*Exercise objective:*
Give the entries again, word for word.

===== Data to process =====

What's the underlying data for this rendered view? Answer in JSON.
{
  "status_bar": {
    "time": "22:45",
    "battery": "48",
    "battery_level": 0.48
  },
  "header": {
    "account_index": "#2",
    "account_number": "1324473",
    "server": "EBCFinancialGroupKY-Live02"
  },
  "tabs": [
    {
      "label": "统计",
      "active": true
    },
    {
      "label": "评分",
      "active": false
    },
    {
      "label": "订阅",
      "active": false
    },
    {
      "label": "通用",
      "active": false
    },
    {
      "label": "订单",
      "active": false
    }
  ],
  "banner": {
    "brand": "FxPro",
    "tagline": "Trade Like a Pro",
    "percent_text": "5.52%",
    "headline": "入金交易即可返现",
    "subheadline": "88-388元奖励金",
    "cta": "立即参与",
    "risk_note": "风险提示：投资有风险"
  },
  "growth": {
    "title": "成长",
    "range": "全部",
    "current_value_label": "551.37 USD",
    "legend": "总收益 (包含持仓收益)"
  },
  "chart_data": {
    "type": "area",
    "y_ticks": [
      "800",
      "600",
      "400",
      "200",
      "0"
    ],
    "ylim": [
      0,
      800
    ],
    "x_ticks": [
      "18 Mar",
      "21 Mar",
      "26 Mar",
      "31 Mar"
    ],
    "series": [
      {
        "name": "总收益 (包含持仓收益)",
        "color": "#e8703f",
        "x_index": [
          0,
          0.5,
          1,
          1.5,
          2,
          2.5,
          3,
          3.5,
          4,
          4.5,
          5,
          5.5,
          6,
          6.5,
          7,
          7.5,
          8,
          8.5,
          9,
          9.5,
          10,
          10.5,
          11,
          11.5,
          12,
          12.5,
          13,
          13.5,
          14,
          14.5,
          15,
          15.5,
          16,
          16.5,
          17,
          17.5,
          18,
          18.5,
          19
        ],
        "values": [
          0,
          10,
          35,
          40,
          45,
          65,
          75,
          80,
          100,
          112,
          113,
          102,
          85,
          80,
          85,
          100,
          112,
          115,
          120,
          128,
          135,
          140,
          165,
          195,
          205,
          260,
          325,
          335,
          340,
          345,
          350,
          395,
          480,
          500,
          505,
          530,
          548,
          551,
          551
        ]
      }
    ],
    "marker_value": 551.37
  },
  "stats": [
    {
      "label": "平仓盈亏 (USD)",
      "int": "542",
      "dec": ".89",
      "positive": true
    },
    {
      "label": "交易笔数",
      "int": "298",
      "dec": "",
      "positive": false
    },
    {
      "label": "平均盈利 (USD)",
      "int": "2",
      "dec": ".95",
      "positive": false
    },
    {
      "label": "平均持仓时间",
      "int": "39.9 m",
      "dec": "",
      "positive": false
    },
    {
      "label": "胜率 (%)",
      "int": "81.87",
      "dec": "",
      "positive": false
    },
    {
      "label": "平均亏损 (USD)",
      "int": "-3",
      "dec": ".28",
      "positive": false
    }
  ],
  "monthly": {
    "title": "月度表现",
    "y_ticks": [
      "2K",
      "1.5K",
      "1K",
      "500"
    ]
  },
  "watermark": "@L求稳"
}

=====

*Output:*
What's the underlying data for this rendered view? Answer in JSON.
{
  "status_bar": {
    "time": "22:45",
    "battery": "48",
    "battery_level": 0.48
  },
  "header": {
    "account_index": "#2",
    "account_number": "1324473",
    "server": "EBCFinancialGroupKY-Live02"
  },
  "tabs": [
    {
      "label": "统计",
      "active": true
    },
    {
      "label": "评分",
      "active": false
    },
    {
      "label": "订阅",
      "active": false
    },
    {
      "label": "通用",
      "active": false
    },
    {
      "label": "订单",
      "active": false
    }
  ],
  "banner": {
    "brand": "FxPro",
    "tagline": "Trade Like a Pro",
    "percent_text": "5.52%",
    "headline": "入金交易即可返现",
    "subheadline": "88-388元奖励金",
    "cta": "立即参与",
    "risk_note": "风险提示：投资有风险"
  },
  "growth": {
    "title": "成长",
    "range": "全部",
    "current_value_label": "551.37 USD",
    "legend": "总收益 (包含持仓收益)"
  },
  "chart_data": {
    "type": "area",
    "y_ticks": [
      "800",
      "600",
      "400",
      "200",
      "0"
    ],
    "ylim": [
      0,
      800
    ],
    "x_ticks": [
      "18 Mar",
      "21 Mar",
      "26 Mar",
      "31 Mar"
    ],
    "series": [
      {
        "name": "总收益 (包含持仓收益)",
        "color": "#e8703f",
        "x_index": [
          0,
          0.5,
          1,
          1.5,
          2,
          2.5,
          3,
          3.5,
          4,
          4.5,
          5,
          5.5,
          6,
          6.5,
          7,
          7.5,
          8,
          8.5,
          9,
          9.5,
          10,
          10.5,
          11,
          11.5,
          12,
          12.5,
          13,
          13.5,
          14,
          14.5,
          15,
          15.5,
          16,
          16.5,
          17,
          17.5,
          18,
          18.5,
          19
        ],
        "values": [
          0,
          10,
          35,
          40,
          45,
          65,
          75,
          80,
          100,
          112,
          113,
          102,
          85,
          80,
          85,
          100,
          112,
          115,
          120,
          128,
          135,
          140,
          165,
          195,
          205,
          260,
          325,
          335,
          340,
          345,
          350,
          395,
          480,
          500,
          505,
          530,
          548,
          551,
          551
        ]
      }
    ],
    "marker_value": 551.37
  },
  "stats": [
    {
      "label": "平仓盈亏 (USD)",
      "int": "542",
      "dec": ".89",
      "positive": true
    },
    {
      "label": "交易笔数",
      "int": "298",
      "dec": "",
      "positive": false
    },
    {
      "label": "平均盈利 (USD)",
      "int": "2",
      "dec": ".95",
      "positive": false
    },
    {
      "label": "平均持仓时间",
      "int": "39.9 m",
      "dec": "",
      "positive": false
    },
    {
      "label": "胜率 (%)",
      "int": "81.87",
      "dec": "",
      "positive": false
    },
    {
      "label": "平均亏损 (USD)",
      "int": "-3",
      "dec": ".28",
      "positive": false
    }
  ],
  "monthly": {
    "title": "月度表现",
    "y_ticks": [
      "2K",
      "1.5K",
      "1K",
      "500"
    ]
  },
  "watermark": "@L求稳"
}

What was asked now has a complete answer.